# start of Material for the task

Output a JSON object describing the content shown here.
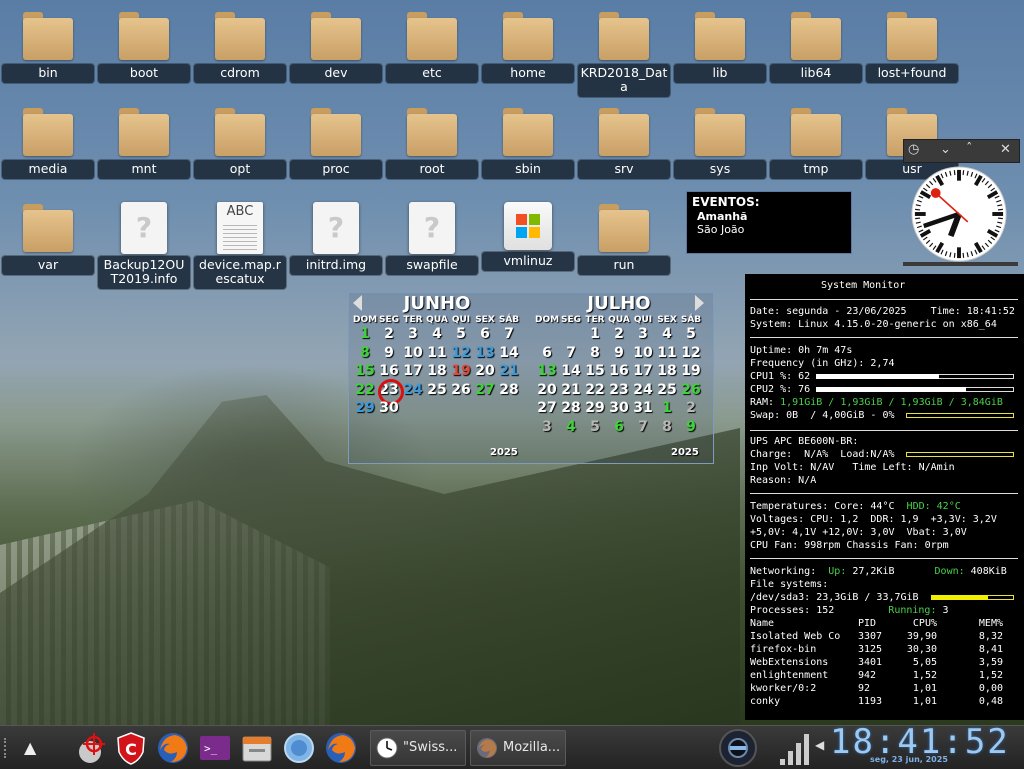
{
  "desktop_icons": [
    {
      "label": "bin",
      "kind": "folder"
    },
    {
      "label": "boot",
      "kind": "folder"
    },
    {
      "label": "cdrom",
      "kind": "folder"
    },
    {
      "label": "dev",
      "kind": "folder"
    },
    {
      "label": "etc",
      "kind": "folder"
    },
    {
      "label": "home",
      "kind": "folder"
    },
    {
      "label": "KRD2018_Data",
      "kind": "folder"
    },
    {
      "label": "lib",
      "kind": "folder"
    },
    {
      "label": "lib64",
      "kind": "folder"
    },
    {
      "label": "lost+found",
      "kind": "folder"
    },
    {
      "label": "media",
      "kind": "folder"
    },
    {
      "label": "mnt",
      "kind": "folder"
    },
    {
      "label": "opt",
      "kind": "folder"
    },
    {
      "label": "proc",
      "kind": "folder"
    },
    {
      "label": "root",
      "kind": "folder"
    },
    {
      "label": "sbin",
      "kind": "folder"
    },
    {
      "label": "srv",
      "kind": "folder"
    },
    {
      "label": "sys",
      "kind": "folder"
    },
    {
      "label": "tmp",
      "kind": "folder"
    },
    {
      "label": "usr",
      "kind": "folder"
    },
    {
      "label": "var",
      "kind": "folder"
    },
    {
      "label": "Backup12OUT2019.info",
      "kind": "file"
    },
    {
      "label": "device.map.rescatux",
      "kind": "doc"
    },
    {
      "label": "initrd.img",
      "kind": "file"
    },
    {
      "label": "swapfile",
      "kind": "file"
    },
    {
      "label": "vmlinuz",
      "kind": "exe"
    },
    {
      "label": "run",
      "kind": "folder"
    }
  ],
  "events": {
    "title": "EVENTOS:",
    "day": "Amanhã",
    "event": "São João"
  },
  "clock_widget": {
    "hour": 18,
    "minute": 41,
    "second": 52
  },
  "calendar": {
    "months": [
      {
        "name": "JUNHO",
        "year": "2025",
        "weekdays": [
          "DOM",
          "SEG",
          "TER",
          "QUA",
          "QUI",
          "SEX",
          "SÁB"
        ],
        "days": [
          {
            "d": "1",
            "c": "g"
          },
          {
            "d": "2"
          },
          {
            "d": "3"
          },
          {
            "d": "4"
          },
          {
            "d": "5"
          },
          {
            "d": "6"
          },
          {
            "d": "7"
          },
          {
            "d": "8",
            "c": "g"
          },
          {
            "d": "9"
          },
          {
            "d": "10"
          },
          {
            "d": "11"
          },
          {
            "d": "12",
            "c": "bl"
          },
          {
            "d": "13",
            "c": "bl"
          },
          {
            "d": "14"
          },
          {
            "d": "15",
            "c": "g"
          },
          {
            "d": "16"
          },
          {
            "d": "17"
          },
          {
            "d": "18"
          },
          {
            "d": "19",
            "c": "r"
          },
          {
            "d": "20"
          },
          {
            "d": "21",
            "c": "bl"
          },
          {
            "d": "22",
            "c": "g"
          },
          {
            "d": "23",
            "c": "today"
          },
          {
            "d": "24",
            "c": "bl"
          },
          {
            "d": "25"
          },
          {
            "d": "26"
          },
          {
            "d": "27",
            "c": "g"
          },
          {
            "d": "28"
          },
          {
            "d": "29",
            "c": "bl"
          },
          {
            "d": "30"
          }
        ]
      },
      {
        "name": "JULHO",
        "year": "2025",
        "weekdays": [
          "DOM",
          "SEG",
          "TER",
          "QUA",
          "QUI",
          "SEX",
          "SÁB"
        ],
        "days": [
          {
            "d": ""
          },
          {
            "d": ""
          },
          {
            "d": "1"
          },
          {
            "d": "2"
          },
          {
            "d": "3"
          },
          {
            "d": "4"
          },
          {
            "d": "5"
          },
          {
            "d": "6"
          },
          {
            "d": "7"
          },
          {
            "d": "8"
          },
          {
            "d": "9"
          },
          {
            "d": "10"
          },
          {
            "d": "11"
          },
          {
            "d": "12"
          },
          {
            "d": "13",
            "c": "g"
          },
          {
            "d": "14"
          },
          {
            "d": "15"
          },
          {
            "d": "16"
          },
          {
            "d": "17"
          },
          {
            "d": "18"
          },
          {
            "d": "19"
          },
          {
            "d": "20"
          },
          {
            "d": "21"
          },
          {
            "d": "22"
          },
          {
            "d": "23"
          },
          {
            "d": "24"
          },
          {
            "d": "25"
          },
          {
            "d": "26",
            "c": "g"
          },
          {
            "d": "27"
          },
          {
            "d": "28"
          },
          {
            "d": "29"
          },
          {
            "d": "30"
          },
          {
            "d": "31"
          },
          {
            "d": "1",
            "c": "g"
          },
          {
            "d": "2",
            "c": "dim"
          },
          {
            "d": "3",
            "c": "dim"
          },
          {
            "d": "4",
            "c": "g"
          },
          {
            "d": "5",
            "c": "dim"
          },
          {
            "d": "6",
            "c": "g"
          },
          {
            "d": "7",
            "c": "dim"
          },
          {
            "d": "8",
            "c": "dim"
          },
          {
            "d": "9",
            "c": "g"
          }
        ]
      }
    ]
  },
  "conky": {
    "title": "System Monitor",
    "date": "Date: segunda - 23/06/2025    Time: 18:41:52",
    "system": "System: Linux 4.15.0-20-generic on x86_64",
    "uptime": "Uptime: 0h 7m 47s",
    "freq": "Frequency (in GHz): 2,74",
    "cpu1": "CPU1 %: 62",
    "cpu1_pct": 62,
    "cpu2": "CPU2 %: 76",
    "cpu2_pct": 76,
    "ram_label": "RAM: ",
    "ram": "1,91GiB / 1,93GiB / 1,93GiB / 3,84GiB",
    "swap": "Swap: 0B  / 4,00GiB - 0%",
    "swap_pct": 0,
    "ups": "UPS APC BE600N-BR:",
    "charge": "Charge:  N/A%  Load:N/A%",
    "inp": "Inp Volt: N/AV   Time Left: N/Amin",
    "reason": "Reason: N/A",
    "temps_a": "Temperatures: Core: 44°C  ",
    "temps_hdd": "HDD: 42°C",
    "volt1": "Voltages: CPU: 1,2  DDR: 1,9  +3,3V: 3,2V",
    "volt2": "+5,0V: 4,1V +12,0V: 3,0V  Vbat: 3,0V",
    "fan": "CPU Fan: 998rpm Chassis Fan: 0rpm",
    "net_label": "Networking:  ",
    "up_label": "Up: ",
    "up": "27,2KiB",
    "down_label": "Down: ",
    "down": "408KiB",
    "fs": "File systems:",
    "fs_line": "/dev/sda3: 23,3GiB / 33,7GiB",
    "fs_pct": 69,
    "procs": "Processes: 152",
    "running_label": "Running: ",
    "running": "3",
    "proc_header": [
      "Name",
      "PID",
      "CPU%",
      "MEM%"
    ],
    "processes": [
      [
        "Isolated Web Co",
        "3307",
        "39,90",
        "8,32"
      ],
      [
        "firefox-bin",
        "3125",
        "30,30",
        "8,41"
      ],
      [
        "WebExtensions",
        "3401",
        "5,05",
        "3,59"
      ],
      [
        "enlightenment",
        "942",
        "1,52",
        "1,52"
      ],
      [
        "kworker/0:2",
        "92",
        "1,01",
        "0,00"
      ],
      [
        "conky",
        "1193",
        "1,01",
        "0,48"
      ]
    ]
  },
  "taskbar": {
    "tasks": [
      {
        "label": "\"Swiss..."
      },
      {
        "label": "Mozilla..."
      }
    ],
    "time": "18:41:52",
    "date": "seg, 23 jun, 2025"
  }
}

# end of Material for the task

## Task statement
Give every record again exactly, apart from the pictures, which stay out.

## Expected answer
Output a JSON object describing the content shown here.
{
  "desktop_icons": [
    {
      "label": "bin",
      "kind": "folder"
    },
    {
      "label": "boot",
      "kind": "folder"
    },
    {
      "label": "cdrom",
      "kind": "folder"
    },
    {
      "label": "dev",
      "kind": "folder"
    },
    {
      "label": "etc",
      "kind": "folder"
    },
    {
      "label": "home",
      "kind": "folder"
    },
    {
      "label": "KRD2018_Data",
      "kind": "folder"
    },
    {
      "label": "lib",
      "kind": "folder"
    },
    {
      "label": "lib64",
      "kind": "folder"
    },
    {
      "label": "lost+found",
      "kind": "folder"
    },
    {
      "label": "media",
      "kind": "folder"
    },
    {
      "label": "mnt",
      "kind": "folder"
    },
    {
      "label": "opt",
      "kind": "folder"
    },
    {
      "label": "proc",
      "kind": "folder"
    },
    {
      "label": "root",
      "kind": "folder"
    },
    {
      "label": "sbin",
      "kind": "folder"
    },
    {
      "label": "srv",
      "kind": "folder"
    },
    {
      "label": "sys",
      "kind": "folder"
    },
    {
      "label": "tmp",
      "kind": "folder"
    },
    {
      "label": "usr",
      "kind": "folder"
    },
    {
      "label": "var",
      "kind": "folder"
    },
    {
      "label": "Backup12OUT2019.info",
      "kind": "file"
    },
    {
      "label": "device.map.rescatux",
      "kind": "doc"
    },
    {
      "label": "initrd.img",
      "kind": "file"
    },
    {
      "label": "swapfile",
      "kind": "file"
    },
    {
      "label": "vmlinuz",
      "kind": "exe"
    },
    {
      "label": "run",
      "kind": "folder"
    }
  ],
  "events": {
    "title": "EVENTOS:",
    "day": "Amanhã",
    "event": "São João"
  },
  "clock_widget": {
    "hour": 18,
    "minute": 41,
    "second": 52
  },
  "calendar": {
    "months": [
      {
        "name": "JUNHO",
        "year": "2025",
        "weekdays": [
          "DOM",
          "SEG",
          "TER",
          "QUA",
          "QUI",
          "SEX",
          "SÁB"
        ],
        "days": [
          {
            "d": "1",
            "c": "g"
          },
          {
            "d": "2"
          },
          {
            "d": "3"
          },
          {
            "d": "4"
          },
          {
            "d": "5"
          },
          {
            "d": "6"
          },
          {
            "d": "7"
          },
          {
            "d": "8",
            "c": "g"
          },
          {
            "d": "9"
          },
          {
            "d": "10"
          },
          {
            "d": "11"
          },
          {
            "d": "12",
            "c": "bl"
          },
          {
            "d": "13",
            "c": "bl"
          },
          {
            "d": "14"
          },
          {
            "d": "15",
            "c": "g"
          },
          {
            "d": "16"
          },
          {
            "d": "17"
          },
          {
            "d": "18"
          },
          {
            "d": "19",
            "c": "r"
          },
          {
            "d": "20"
          },
          {
            "d": "21",
            "c": "bl"
          },
          {
            "d": "22",
            "c": "g"
          },
          {
            "d": "23",
            "c": "today"
          },
          {
            "d": "24",
            "c": "bl"
          },
          {
            "d": "25"
          },
          {
            "d": "26"
          },
          {
            "d": "27",
            "c": "g"
          },
          {
            "d": "28"
          },
          {
            "d": "29",
            "c": "bl"
          },
          {
            "d": "30"
          }
        ]
      },
      {
        "name": "JULHO",
        "year": "2025",
        "weekdays": [
          "DOM",
          "SEG",
          "TER",
          "QUA",
          "QUI",
          "SEX",
          "SÁB"
        ],
        "days": [
          {
            "d": ""
          },
          {
            "d": ""
          },
          {
            "d": "1"
          },
          {
            "d": "2"
          },
          {
            "d": "3"
          },
          {
            "d": "4"
          },
          {
            "d": "5"
          },
          {
            "d": "6"
          },
          {
            "d": "7"
          },
          {
            "d": "8"
          },
          {
            "d": "9"
          },
          {
            "d": "10"
          },
          {
            "d": "11"
          },
          {
            "d": "12"
          },
          {
            "d": "13",
            "c": "g"
          },
          {
            "d": "14"
          },
          {
            "d": "15"
          },
          {
            "d": "16"
          },
          {
            "d": "17"
          },
          {
            "d": "18"
          },
          {
            "d": "19"
          },
          {
            "d": "20"
          },
          {
            "d": "21"
          },
          {
            "d": "22"
          },
          {
            "d": "23"
          },
          {
            "d": "24"
          },
          {
            "d": "25"
          },
          {
            "d": "26",
            "c": "g"
          },
          {
            "d": "27"
          },
          {
            "d": "28"
          },
          {
            "d": "29"
          },
          {
            "d": "30"
          },
          {
            "d": "31"
          },
          {
            "d": "1",
            "c": "g"
          },
          {
            "d": "2",
            "c": "dim"
          },
          {
            "d": "3",
            "c": "dim"
          },
          {
            "d": "4",
            "c": "g"
          },
          {
            "d": "5",
            "c": "dim"
          },
          {
            "d": "6",
            "c": "g"
          },
          {
            "d": "7",
            "c": "dim"
          },
          {
            "d": "8",
            "c": "dim"
          },
          {
            "d": "9",
            "c": "g"
          }
        ]
      }
    ]
  },
  "conky": {
    "title": "System Monitor",
    "date": "Date: segunda - 23/06/2025    Time: 18:41:52",
    "system": "System: Linux 4.15.0-20-generic on x86_64",
    "uptime": "Uptime: 0h 7m 47s",
    "freq": "Frequency (in GHz): 2,74",
    "cpu1": "CPU1 %: 62",
    "cpu1_pct": 62,
    "cpu2": "CPU2 %: 76",
    "cpu2_pct": 76,
    "ram_label": "RAM: ",
    "ram": "1,91GiB / 1,93GiB / 1,93GiB / 3,84GiB",
    "swap": "Swap: 0B  / 4,00GiB - 0%",
    "swap_pct": 0,
    "ups": "UPS APC BE600N-BR:",
    "charge": "Charge:  N/A%  Load:N/A%",
    "inp": "Inp Volt: N/AV   Time Left: N/Amin",
    "reason": "Reason: N/A",
    "temps_a": "Temperatures: Core: 44°C  ",
    "temps_hdd": "HDD: 42°C",
    "volt1": "Voltages: CPU: 1,2  DDR: 1,9  +3,3V: 3,2V",
    "volt2": "+5,0V: 4,1V +12,0V: 3,0V  Vbat: 3,0V",
    "fan": "CPU Fan: 998rpm Chassis Fan: 0rpm",
    "net_label": "Networking:  ",
    "up_label": "Up: ",
    "up": "27,2KiB",
    "down_label": "Down: ",
    "down": "408KiB",
    "fs": "File systems:",
    "fs_line": "/dev/sda3: 23,3GiB / 33,7GiB",
    "fs_pct": 69,
    "procs": "Processes: 152",
    "running_label": "Running: ",
    "running": "3",
    "proc_header": [
      "Name",
      "PID",
      "CPU%",
      "MEM%"
    ],
    "processes": [
      [
        "Isolated Web Co",
        "3307",
        "39,90",
        "8,32"
      ],
      [
        "firefox-bin",
        "3125",
        "30,30",
        "8,41"
      ],
      [
        "WebExtensions",
        "3401",
        "5,05",
        "3,59"
      ],
      [
        "enlightenment",
        "942",
        "1,52",
        "1,52"
      ],
      [
        "kworker/0:2",
        "92",
        "1,01",
        "0,00"
      ],
      [
        "conky",
        "1193",
        "1,01",
        "0,48"
      ]
    ]
  },
  "taskbar": {
    "tasks": [
      {
        "label": "\"Swiss..."
      },
      {
        "label": "Mozilla..."
      }
    ],
    "time": "18:41:52",
    "date": "seg, 23 jun, 2025"
  }
}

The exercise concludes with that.